**AIM**
Restate each of the lines below word for word and drop every picture.

**PROVIDED DATA**
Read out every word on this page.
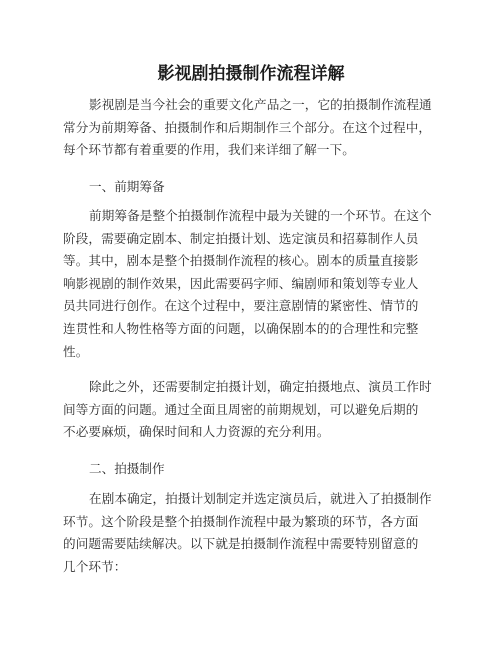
影视剧拍摄制作流程详解
影视剧是当今社会的重要文化产品之一，它的拍摄制作流程通
常分为前期筹备、拍摄制作和后期制作三个部分。在这个过程中，
每个环节都有着重要的作用，我们来详细了解一下。
一、前期筹备
前期筹备是整个拍摄制作流程中最为关键的一个环节。在这个
阶段，需要确定剧本、制定拍摄计划、选定演员和招募制作人员
等。其中，剧本是整个拍摄制作流程的核心。剧本的质量直接影
响影视剧的制作效果，因此需要码字师、编剧师和策划等专业人
员共同进行创作。在这个过程中，要注意剧情的紧密性、情节的
连贯性和人物性格等方面的问题，以确保剧本的的合理性和完整
性。
除此之外，还需要制定拍摄计划，确定拍摄地点、演员工作时
间等方面的问题。通过全面且周密的前期规划，可以避免后期的
不必要麻烦，确保时间和人力资源的充分利用。
二、拍摄制作
在剧本确定，拍摄计划制定并选定演员后，就进入了拍摄制作
环节。这个阶段是整个拍摄制作流程中最为繁琐的环节，各方面
的问题需要陆续解决。以下就是拍摄制作流程中需要特别留意的
几个环节：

**THE OUTPUT**
Read out every word on this page.
影视剧拍摄制作流程详解
影视剧是当今社会的重要文化产品之一，它的拍摄制作流程通
常分为前期筹备、拍摄制作和后期制作三个部分。在这个过程中，
每个环节都有着重要的作用，我们来详细了解一下。
一、前期筹备
前期筹备是整个拍摄制作流程中最为关键的一个环节。在这个
阶段，需要确定剧本、制定拍摄计划、选定演员和招募制作人员
等。其中，剧本是整个拍摄制作流程的核心。剧本的质量直接影
响影视剧的制作效果，因此需要码字师、编剧师和策划等专业人
员共同进行创作。在这个过程中，要注意剧情的紧密性、情节的
连贯性和人物性格等方面的问题，以确保剧本的的合理性和完整
性。
除此之外，还需要制定拍摄计划，确定拍摄地点、演员工作时
间等方面的问题。通过全面且周密的前期规划，可以避免后期的
不必要麻烦，确保时间和人力资源的充分利用。
二、拍摄制作
在剧本确定，拍摄计划制定并选定演员后，就进入了拍摄制作
环节。这个阶段是整个拍摄制作流程中最为繁琐的环节，各方面
的问题需要陆续解决。以下就是拍摄制作流程中需要特别留意的
几个环节：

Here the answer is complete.